(begin)
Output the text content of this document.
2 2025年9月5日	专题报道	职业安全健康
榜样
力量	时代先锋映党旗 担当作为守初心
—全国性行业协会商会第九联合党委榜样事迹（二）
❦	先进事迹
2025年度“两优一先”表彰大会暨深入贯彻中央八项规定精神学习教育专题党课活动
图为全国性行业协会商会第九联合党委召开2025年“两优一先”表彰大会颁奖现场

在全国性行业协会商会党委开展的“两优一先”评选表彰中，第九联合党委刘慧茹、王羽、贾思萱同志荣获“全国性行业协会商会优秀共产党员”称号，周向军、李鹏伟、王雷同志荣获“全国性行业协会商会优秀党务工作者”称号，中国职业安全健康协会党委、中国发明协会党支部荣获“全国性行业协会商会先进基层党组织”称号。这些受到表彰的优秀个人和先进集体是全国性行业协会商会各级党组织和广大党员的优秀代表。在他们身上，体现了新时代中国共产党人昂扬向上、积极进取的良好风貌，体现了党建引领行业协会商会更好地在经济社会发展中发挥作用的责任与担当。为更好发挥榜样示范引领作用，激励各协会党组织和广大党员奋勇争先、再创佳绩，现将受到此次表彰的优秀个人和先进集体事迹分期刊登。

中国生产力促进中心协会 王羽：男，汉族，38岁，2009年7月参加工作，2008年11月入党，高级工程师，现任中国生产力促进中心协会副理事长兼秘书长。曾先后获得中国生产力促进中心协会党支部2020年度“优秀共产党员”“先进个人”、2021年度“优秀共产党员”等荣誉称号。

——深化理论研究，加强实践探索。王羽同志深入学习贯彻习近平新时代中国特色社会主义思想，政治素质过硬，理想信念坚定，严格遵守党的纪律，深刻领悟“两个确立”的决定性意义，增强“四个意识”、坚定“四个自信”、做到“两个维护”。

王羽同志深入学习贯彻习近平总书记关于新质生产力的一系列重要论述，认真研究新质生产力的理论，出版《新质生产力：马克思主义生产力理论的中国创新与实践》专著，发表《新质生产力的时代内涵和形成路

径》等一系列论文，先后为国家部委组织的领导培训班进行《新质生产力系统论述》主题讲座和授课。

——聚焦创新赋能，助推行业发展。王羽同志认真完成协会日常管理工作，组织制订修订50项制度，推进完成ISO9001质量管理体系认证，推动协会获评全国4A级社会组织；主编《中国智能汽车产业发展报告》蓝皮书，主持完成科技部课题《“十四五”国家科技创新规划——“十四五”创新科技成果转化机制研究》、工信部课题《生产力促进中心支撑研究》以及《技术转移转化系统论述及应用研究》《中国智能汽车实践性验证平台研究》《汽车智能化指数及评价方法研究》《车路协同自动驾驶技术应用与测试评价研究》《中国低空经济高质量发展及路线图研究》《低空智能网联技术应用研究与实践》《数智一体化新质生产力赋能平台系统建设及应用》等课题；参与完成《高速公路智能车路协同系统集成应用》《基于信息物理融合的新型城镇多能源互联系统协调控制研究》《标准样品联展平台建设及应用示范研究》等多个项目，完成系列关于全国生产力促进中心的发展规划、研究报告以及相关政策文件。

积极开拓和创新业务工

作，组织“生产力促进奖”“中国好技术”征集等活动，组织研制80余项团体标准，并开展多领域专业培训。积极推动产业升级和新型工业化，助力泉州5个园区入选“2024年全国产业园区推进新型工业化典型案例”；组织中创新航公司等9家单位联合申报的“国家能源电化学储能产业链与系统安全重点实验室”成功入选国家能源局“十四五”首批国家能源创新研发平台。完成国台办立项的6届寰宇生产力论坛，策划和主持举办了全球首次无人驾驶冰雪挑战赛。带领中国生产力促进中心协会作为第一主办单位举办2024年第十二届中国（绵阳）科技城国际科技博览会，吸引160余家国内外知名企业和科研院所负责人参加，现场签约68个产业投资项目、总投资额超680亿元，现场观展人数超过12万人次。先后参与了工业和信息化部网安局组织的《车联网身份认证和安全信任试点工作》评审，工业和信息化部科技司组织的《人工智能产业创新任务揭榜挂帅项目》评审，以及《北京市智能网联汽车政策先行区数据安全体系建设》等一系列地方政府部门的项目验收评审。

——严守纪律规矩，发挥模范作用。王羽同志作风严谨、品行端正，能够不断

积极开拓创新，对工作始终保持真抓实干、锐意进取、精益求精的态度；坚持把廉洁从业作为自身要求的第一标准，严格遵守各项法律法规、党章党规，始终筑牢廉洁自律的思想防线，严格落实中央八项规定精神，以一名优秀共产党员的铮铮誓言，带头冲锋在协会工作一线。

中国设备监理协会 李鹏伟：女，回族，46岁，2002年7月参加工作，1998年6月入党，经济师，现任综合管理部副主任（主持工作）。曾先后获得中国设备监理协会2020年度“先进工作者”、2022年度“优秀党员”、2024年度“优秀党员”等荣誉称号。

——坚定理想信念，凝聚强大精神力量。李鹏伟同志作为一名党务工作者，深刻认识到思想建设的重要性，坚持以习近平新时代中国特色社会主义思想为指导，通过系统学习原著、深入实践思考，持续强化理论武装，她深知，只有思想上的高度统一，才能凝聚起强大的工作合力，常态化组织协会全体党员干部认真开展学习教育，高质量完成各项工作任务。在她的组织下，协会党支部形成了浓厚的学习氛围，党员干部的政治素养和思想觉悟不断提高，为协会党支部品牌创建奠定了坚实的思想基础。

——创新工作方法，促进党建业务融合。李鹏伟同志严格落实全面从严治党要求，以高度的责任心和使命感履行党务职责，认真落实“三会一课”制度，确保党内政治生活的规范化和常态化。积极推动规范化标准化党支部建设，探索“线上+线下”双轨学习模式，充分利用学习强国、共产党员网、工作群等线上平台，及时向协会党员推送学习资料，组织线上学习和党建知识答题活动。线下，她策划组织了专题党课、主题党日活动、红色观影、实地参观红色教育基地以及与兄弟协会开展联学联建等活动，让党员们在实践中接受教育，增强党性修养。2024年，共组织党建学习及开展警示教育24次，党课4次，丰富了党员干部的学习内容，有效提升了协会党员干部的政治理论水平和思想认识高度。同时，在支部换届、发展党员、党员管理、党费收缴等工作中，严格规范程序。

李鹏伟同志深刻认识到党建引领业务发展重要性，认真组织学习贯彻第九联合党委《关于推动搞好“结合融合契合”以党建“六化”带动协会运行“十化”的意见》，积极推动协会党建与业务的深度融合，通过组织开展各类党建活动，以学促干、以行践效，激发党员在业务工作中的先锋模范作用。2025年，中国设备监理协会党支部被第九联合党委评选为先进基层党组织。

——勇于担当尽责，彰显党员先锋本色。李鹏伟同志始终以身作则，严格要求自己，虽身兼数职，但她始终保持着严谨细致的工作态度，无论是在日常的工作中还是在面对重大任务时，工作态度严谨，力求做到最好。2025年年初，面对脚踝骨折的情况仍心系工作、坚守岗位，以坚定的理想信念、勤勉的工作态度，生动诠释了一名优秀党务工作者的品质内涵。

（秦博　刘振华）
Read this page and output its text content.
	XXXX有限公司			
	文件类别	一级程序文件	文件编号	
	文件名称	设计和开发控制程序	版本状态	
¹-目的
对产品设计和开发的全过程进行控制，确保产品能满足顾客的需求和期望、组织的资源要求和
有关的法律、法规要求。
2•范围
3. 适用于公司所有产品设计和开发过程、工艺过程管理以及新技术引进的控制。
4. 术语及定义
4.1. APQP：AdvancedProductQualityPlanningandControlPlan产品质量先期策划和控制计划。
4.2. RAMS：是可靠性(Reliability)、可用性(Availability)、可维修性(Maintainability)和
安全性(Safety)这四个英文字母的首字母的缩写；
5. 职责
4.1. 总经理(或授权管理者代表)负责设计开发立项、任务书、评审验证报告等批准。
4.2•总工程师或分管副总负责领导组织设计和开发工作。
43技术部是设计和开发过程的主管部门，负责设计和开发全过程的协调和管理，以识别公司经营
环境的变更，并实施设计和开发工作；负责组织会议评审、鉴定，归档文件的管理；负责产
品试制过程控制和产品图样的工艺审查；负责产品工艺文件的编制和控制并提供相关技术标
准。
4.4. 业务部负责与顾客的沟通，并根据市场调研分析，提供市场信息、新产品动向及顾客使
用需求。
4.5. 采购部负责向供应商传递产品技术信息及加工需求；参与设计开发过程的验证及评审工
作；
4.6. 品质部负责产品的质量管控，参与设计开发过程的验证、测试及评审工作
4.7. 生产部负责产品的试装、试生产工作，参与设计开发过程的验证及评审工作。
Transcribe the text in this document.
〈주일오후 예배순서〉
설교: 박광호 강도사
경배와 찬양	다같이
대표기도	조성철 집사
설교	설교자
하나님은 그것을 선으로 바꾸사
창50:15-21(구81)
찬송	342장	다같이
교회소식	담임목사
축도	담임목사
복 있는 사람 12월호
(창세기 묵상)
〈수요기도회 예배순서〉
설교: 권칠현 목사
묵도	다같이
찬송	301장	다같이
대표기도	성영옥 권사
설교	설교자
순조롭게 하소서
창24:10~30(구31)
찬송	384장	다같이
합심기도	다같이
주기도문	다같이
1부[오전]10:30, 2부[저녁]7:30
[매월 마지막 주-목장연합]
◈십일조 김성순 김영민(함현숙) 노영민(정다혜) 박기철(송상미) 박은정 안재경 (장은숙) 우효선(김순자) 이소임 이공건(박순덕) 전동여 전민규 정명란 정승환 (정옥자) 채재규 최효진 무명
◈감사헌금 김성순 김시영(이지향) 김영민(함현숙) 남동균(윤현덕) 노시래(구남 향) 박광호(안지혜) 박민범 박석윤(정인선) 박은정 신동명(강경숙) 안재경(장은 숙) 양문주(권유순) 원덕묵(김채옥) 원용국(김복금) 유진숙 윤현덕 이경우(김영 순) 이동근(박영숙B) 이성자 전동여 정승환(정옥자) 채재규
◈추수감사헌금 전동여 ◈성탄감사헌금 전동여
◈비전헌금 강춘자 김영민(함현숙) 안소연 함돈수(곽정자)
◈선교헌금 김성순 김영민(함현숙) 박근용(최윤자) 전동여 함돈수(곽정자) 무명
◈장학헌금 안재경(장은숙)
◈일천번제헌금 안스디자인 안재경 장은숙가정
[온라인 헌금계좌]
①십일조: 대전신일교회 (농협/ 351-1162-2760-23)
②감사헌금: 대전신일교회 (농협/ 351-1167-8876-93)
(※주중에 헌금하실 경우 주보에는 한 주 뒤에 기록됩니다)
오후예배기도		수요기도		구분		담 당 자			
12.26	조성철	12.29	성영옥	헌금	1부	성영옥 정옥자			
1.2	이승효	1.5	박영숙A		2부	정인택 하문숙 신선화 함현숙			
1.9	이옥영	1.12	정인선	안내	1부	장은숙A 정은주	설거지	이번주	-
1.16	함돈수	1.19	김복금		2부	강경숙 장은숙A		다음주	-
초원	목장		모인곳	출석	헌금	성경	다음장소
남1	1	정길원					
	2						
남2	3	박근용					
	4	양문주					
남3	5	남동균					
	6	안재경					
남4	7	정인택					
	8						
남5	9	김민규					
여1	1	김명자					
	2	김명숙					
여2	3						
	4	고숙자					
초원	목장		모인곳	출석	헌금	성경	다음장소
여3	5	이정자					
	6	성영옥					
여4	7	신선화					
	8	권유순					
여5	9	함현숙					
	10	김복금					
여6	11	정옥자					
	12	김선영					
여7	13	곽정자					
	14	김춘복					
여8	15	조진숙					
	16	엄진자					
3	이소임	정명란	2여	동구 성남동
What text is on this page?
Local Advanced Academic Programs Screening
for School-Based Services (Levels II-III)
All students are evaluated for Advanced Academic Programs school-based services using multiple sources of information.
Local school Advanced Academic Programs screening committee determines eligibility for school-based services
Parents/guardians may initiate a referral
(end)
● **TASK OBJECTIVE**: From the records above, how many lines include the word "text"? Only the number is wanted.

● **EXERCISE ANSWER**: 4